Task requirements:
Each line below must be set down exactly; omit any image you find.
··· The records
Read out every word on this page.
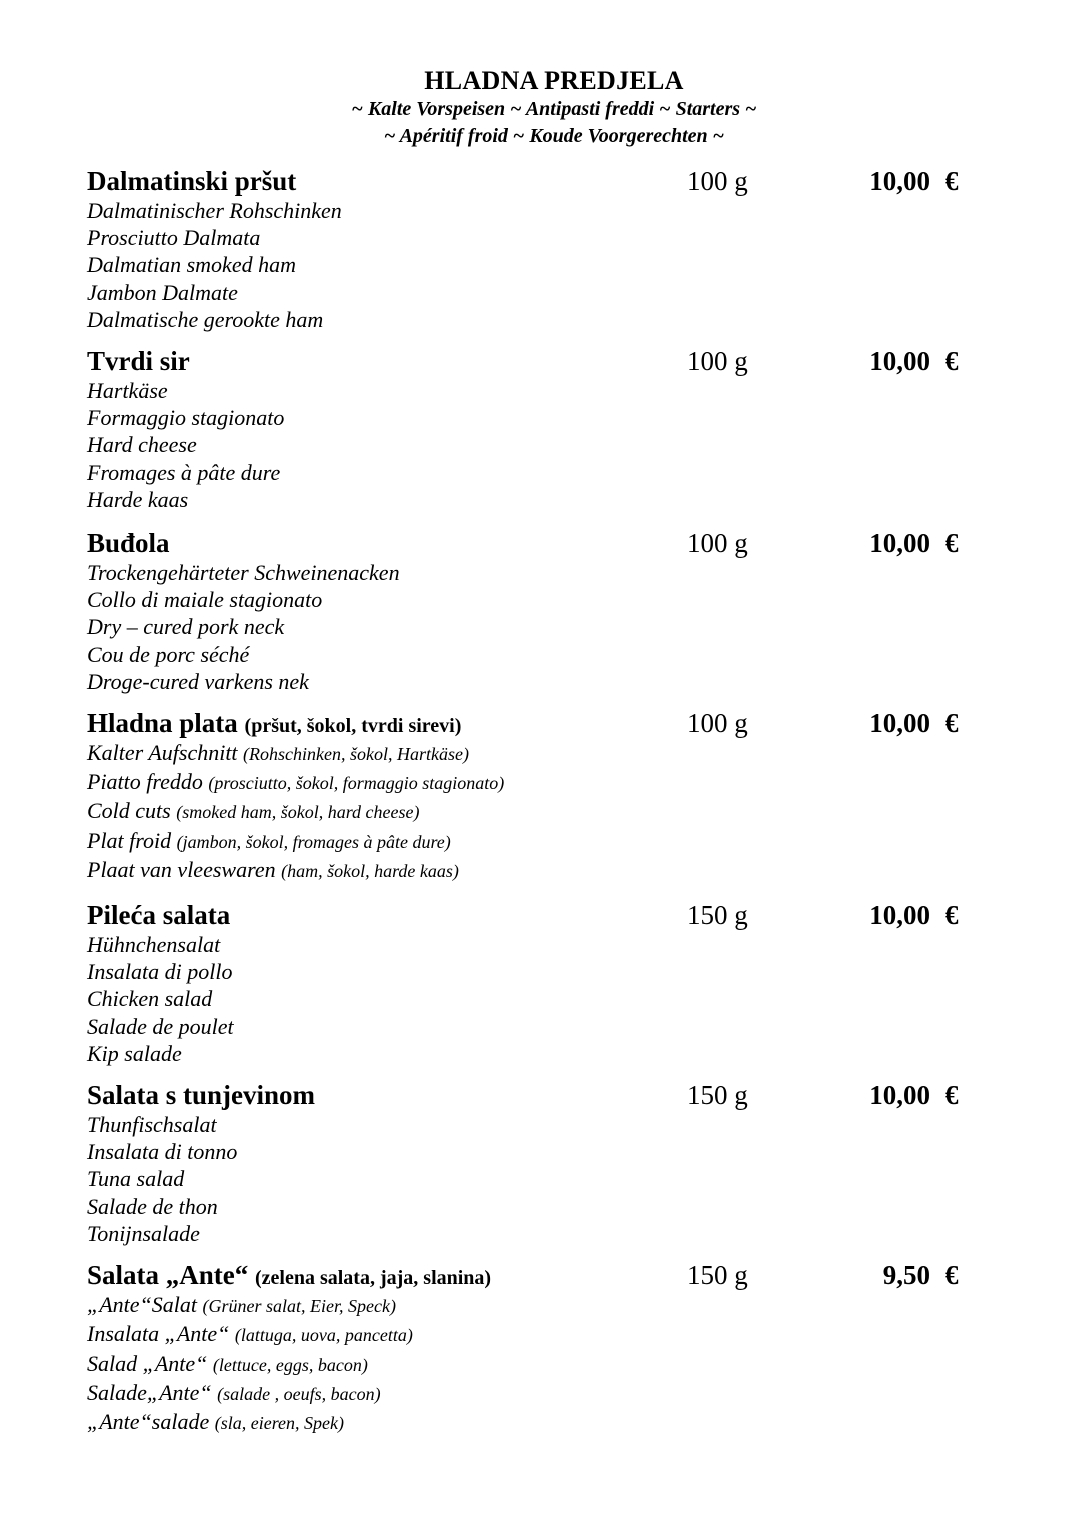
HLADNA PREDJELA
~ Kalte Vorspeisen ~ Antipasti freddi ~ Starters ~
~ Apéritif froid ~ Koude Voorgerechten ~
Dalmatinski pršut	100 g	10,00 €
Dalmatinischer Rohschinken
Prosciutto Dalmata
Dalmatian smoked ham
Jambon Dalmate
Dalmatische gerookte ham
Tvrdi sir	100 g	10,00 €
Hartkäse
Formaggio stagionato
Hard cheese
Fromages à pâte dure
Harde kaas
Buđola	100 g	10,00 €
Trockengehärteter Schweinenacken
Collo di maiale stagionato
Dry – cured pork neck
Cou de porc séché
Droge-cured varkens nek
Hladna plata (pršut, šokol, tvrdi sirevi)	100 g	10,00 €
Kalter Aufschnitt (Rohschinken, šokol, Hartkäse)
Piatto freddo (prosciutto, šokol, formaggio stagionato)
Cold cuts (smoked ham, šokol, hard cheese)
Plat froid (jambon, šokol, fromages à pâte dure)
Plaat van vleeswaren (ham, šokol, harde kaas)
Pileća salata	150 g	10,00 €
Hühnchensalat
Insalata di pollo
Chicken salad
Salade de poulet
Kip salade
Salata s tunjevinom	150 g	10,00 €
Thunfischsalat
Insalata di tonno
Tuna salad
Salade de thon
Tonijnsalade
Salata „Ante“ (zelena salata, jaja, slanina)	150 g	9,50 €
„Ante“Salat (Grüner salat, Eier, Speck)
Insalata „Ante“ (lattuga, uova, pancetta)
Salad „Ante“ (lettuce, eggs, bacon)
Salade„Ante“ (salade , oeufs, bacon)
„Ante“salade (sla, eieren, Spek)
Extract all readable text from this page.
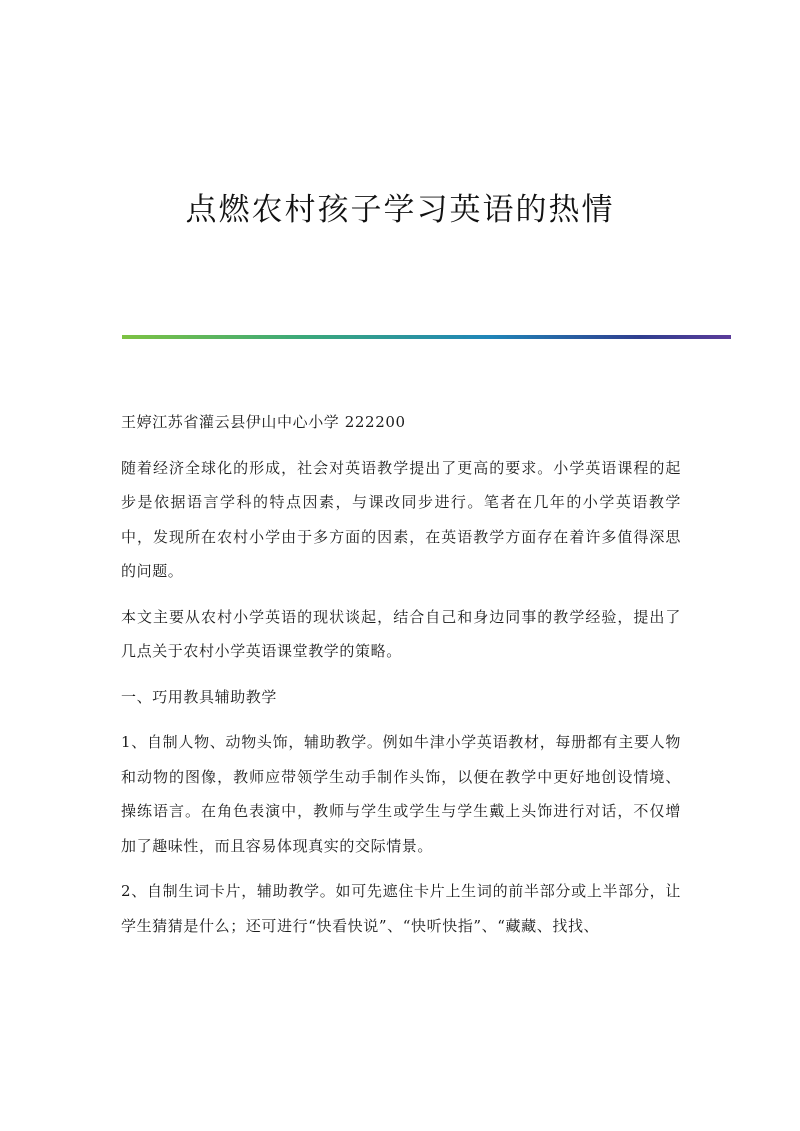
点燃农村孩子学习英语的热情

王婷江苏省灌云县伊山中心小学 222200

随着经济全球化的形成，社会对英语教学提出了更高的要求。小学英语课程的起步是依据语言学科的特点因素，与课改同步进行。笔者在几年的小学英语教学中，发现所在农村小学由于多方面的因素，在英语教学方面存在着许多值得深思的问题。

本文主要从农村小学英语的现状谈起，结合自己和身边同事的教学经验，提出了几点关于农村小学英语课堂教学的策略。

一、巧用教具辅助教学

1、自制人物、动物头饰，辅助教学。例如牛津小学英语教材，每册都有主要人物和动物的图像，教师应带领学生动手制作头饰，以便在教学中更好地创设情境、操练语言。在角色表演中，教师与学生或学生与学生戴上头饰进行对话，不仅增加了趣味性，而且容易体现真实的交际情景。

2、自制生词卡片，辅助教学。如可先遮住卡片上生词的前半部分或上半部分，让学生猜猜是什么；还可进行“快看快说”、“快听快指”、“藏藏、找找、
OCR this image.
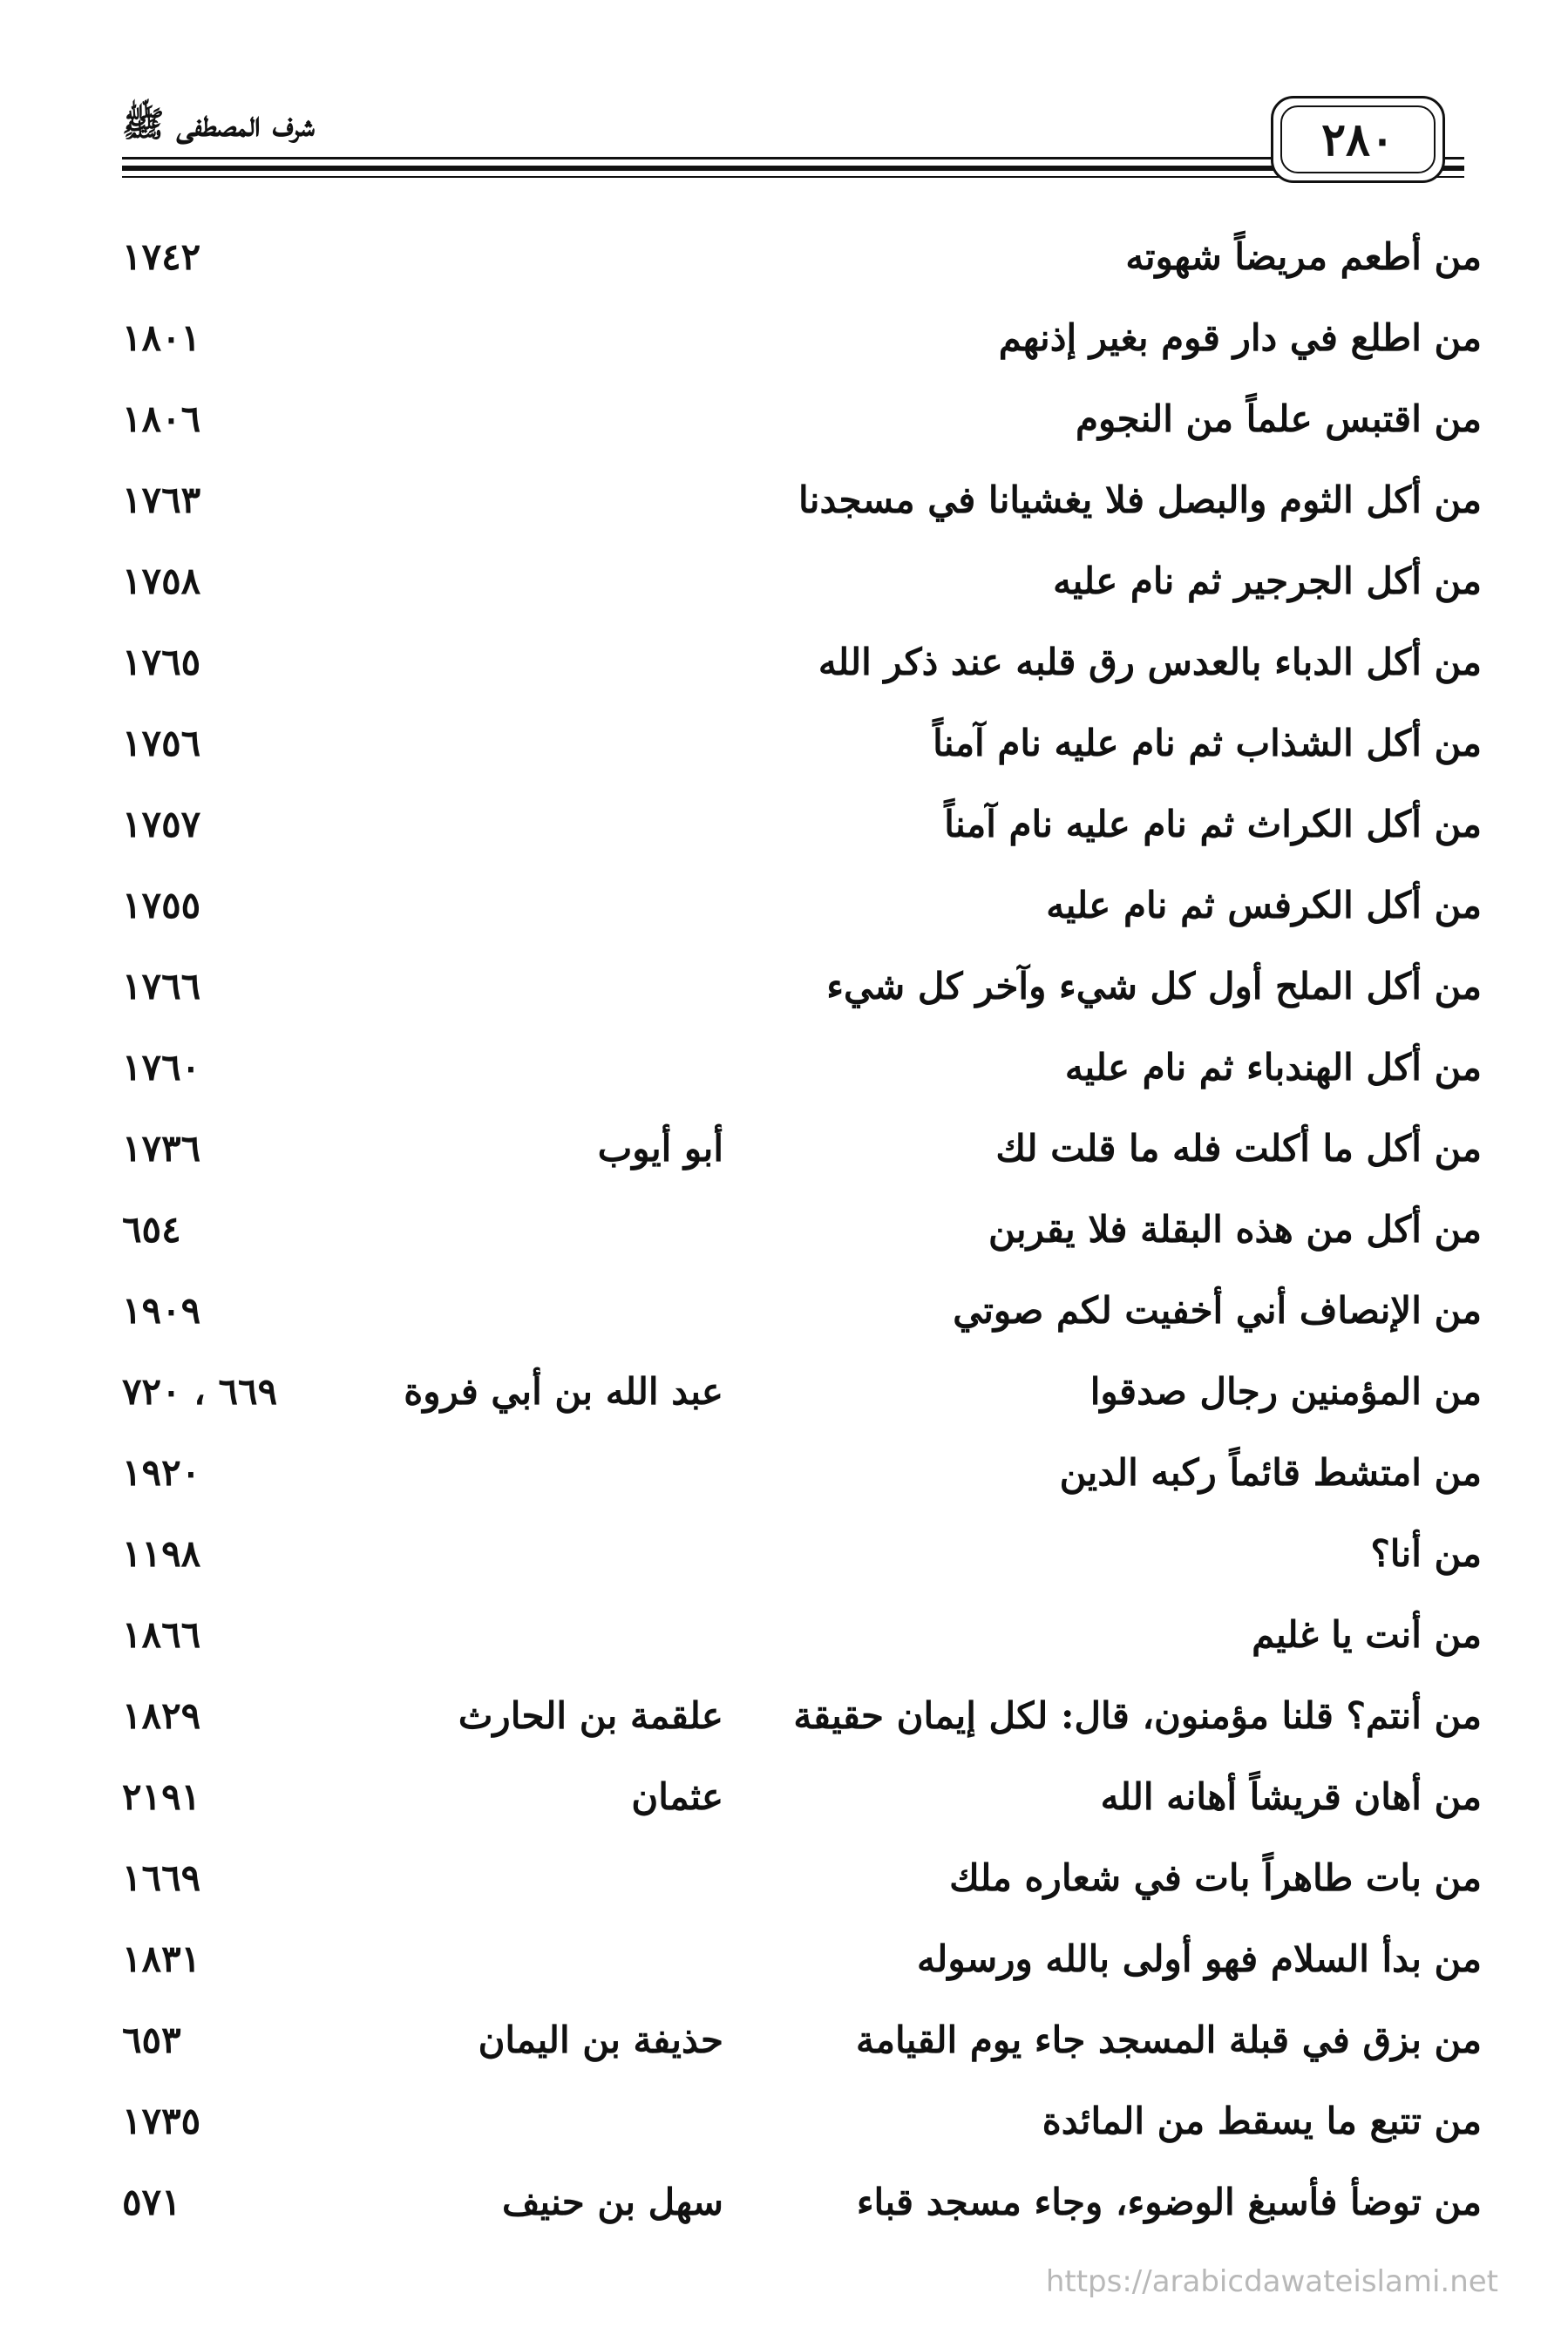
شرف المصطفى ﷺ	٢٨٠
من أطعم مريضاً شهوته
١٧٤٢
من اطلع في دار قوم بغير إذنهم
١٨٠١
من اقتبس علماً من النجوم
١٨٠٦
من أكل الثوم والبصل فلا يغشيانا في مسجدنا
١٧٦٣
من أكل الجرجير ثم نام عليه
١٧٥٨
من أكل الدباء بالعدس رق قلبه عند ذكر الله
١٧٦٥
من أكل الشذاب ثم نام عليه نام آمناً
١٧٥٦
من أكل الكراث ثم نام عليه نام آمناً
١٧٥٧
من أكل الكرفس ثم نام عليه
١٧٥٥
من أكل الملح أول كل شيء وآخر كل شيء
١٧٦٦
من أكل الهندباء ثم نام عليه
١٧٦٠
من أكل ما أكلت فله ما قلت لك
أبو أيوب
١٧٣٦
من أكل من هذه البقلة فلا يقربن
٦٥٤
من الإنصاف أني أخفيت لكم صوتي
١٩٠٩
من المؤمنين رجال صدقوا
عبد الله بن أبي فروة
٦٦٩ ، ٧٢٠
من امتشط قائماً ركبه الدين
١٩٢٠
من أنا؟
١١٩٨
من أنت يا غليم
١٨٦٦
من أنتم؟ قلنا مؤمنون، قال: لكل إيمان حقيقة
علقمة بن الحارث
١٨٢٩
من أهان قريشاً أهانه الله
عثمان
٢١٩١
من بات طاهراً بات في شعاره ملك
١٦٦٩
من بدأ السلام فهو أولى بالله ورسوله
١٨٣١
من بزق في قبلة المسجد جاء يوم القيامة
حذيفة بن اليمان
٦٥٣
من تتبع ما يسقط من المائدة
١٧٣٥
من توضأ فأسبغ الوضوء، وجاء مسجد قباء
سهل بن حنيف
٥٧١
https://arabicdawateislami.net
······
Final result:
Read out every word on this page.
HLADNA PREDJELA
~ Kalte Vorspeisen ~ Antipasti freddi ~ Starters ~
~ Apéritif froid ~ Koude Voorgerechten ~
Dalmatinski pršut	100 g	10,00 €
Dalmatinischer Rohschinken
Prosciutto Dalmata
Dalmatian smoked ham
Jambon Dalmate
Dalmatische gerookte ham
Tvrdi sir	100 g	10,00 €
Hartkäse
Formaggio stagionato
Hard cheese
Fromages à pâte dure
Harde kaas
Buđola	100 g	10,00 €
Trockengehärteter Schweinenacken
Collo di maiale stagionato
Dry – cured pork neck
Cou de porc séché
Droge-cured varkens nek
Hladna plata (pršut, šokol, tvrdi sirevi)	100 g	10,00 €
Kalter Aufschnitt (Rohschinken, šokol, Hartkäse)
Piatto freddo (prosciutto, šokol, formaggio stagionato)
Cold cuts (smoked ham, šokol, hard cheese)
Plat froid (jambon, šokol, fromages à pâte dure)
Plaat van vleeswaren (ham, šokol, harde kaas)
Pileća salata	150 g	10,00 €
Hühnchensalat
Insalata di pollo
Chicken salad
Salade de poulet
Kip salade
Salata s tunjevinom	150 g	10,00 €
Thunfischsalat
Insalata di tonno
Tuna salad
Salade de thon
Tonijnsalade
Salata „Ante“ (zelena salata, jaja, slanina)	150 g	9,50 €
„Ante“Salat (Grüner salat, Eier, Speck)
Insalata „Ante“ (lattuga, uova, pancetta)
Salad „Ante“ (lettuce, eggs, bacon)
Salade„Ante“ (salade , oeufs, bacon)
„Ante“salade (sla, eieren, Spek)
Extract all readable text from this page.
点燃农村孩子学习英语的热情

王婷江苏省灌云县伊山中心小学 222200

随着经济全球化的形成，社会对英语教学提出了更高的要求。小学英语课程的起步是依据语言学科的特点因素，与课改同步进行。笔者在几年的小学英语教学中，发现所在农村小学由于多方面的因素，在英语教学方面存在着许多值得深思的问题。

本文主要从农村小学英语的现状谈起，结合自己和身边同事的教学经验，提出了几点关于农村小学英语课堂教学的策略。

一、巧用教具辅助教学

1、自制人物、动物头饰，辅助教学。例如牛津小学英语教材，每册都有主要人物和动物的图像，教师应带领学生动手制作头饰，以便在教学中更好地创设情境、操练语言。在角色表演中，教师与学生或学生与学生戴上头饰进行对话，不仅增加了趣味性，而且容易体现真实的交际情景。

2、自制生词卡片，辅助教学。如可先遮住卡片上生词的前半部分或上半部分，让学生猜猜是什么；还可进行“快看快说”、“快听快指”、“藏藏、找找、
OCR this image.
شرف المصطفى ﷺ	٢٨٠
من أطعم مريضاً شهوته
١٧٤٢
من اطلع في دار قوم بغير إذنهم
١٨٠١
من اقتبس علماً من النجوم
١٨٠٦
من أكل الثوم والبصل فلا يغشيانا في مسجدنا
١٧٦٣
من أكل الجرجير ثم نام عليه
١٧٥٨
من أكل الدباء بالعدس رق قلبه عند ذكر الله
١٧٦٥
من أكل الشذاب ثم نام عليه نام آمناً
١٧٥٦
من أكل الكراث ثم نام عليه نام آمناً
١٧٥٧
من أكل الكرفس ثم نام عليه
١٧٥٥
من أكل الملح أول كل شيء وآخر كل شيء
١٧٦٦
من أكل الهندباء ثم نام عليه
١٧٦٠
من أكل ما أكلت فله ما قلت لك
أبو أيوب
١٧٣٦
من أكل من هذه البقلة فلا يقربن
٦٥٤
من الإنصاف أني أخفيت لكم صوتي
١٩٠٩
من المؤمنين رجال صدقوا
عبد الله بن أبي فروة
٦٦٩ ، ٧٢٠
من امتشط قائماً ركبه الدين
١٩٢٠
من أنا؟
١١٩٨
من أنت يا غليم
١٨٦٦
من أنتم؟ قلنا مؤمنون، قال: لكل إيمان حقيقة
علقمة بن الحارث
١٨٢٩
من أهان قريشاً أهانه الله
عثمان
٢١٩١
من بات طاهراً بات في شعاره ملك
١٦٦٩
من بدأ السلام فهو أولى بالله ورسوله
١٨٣١
من بزق في قبلة المسجد جاء يوم القيامة
حذيفة بن اليمان
٦٥٣
من تتبع ما يسقط من المائدة
١٧٣٥
من توضأ فأسبغ الوضوء، وجاء مسجد قباء
سهل بن حنيف
٥٧١
https://arabicdawateislami.net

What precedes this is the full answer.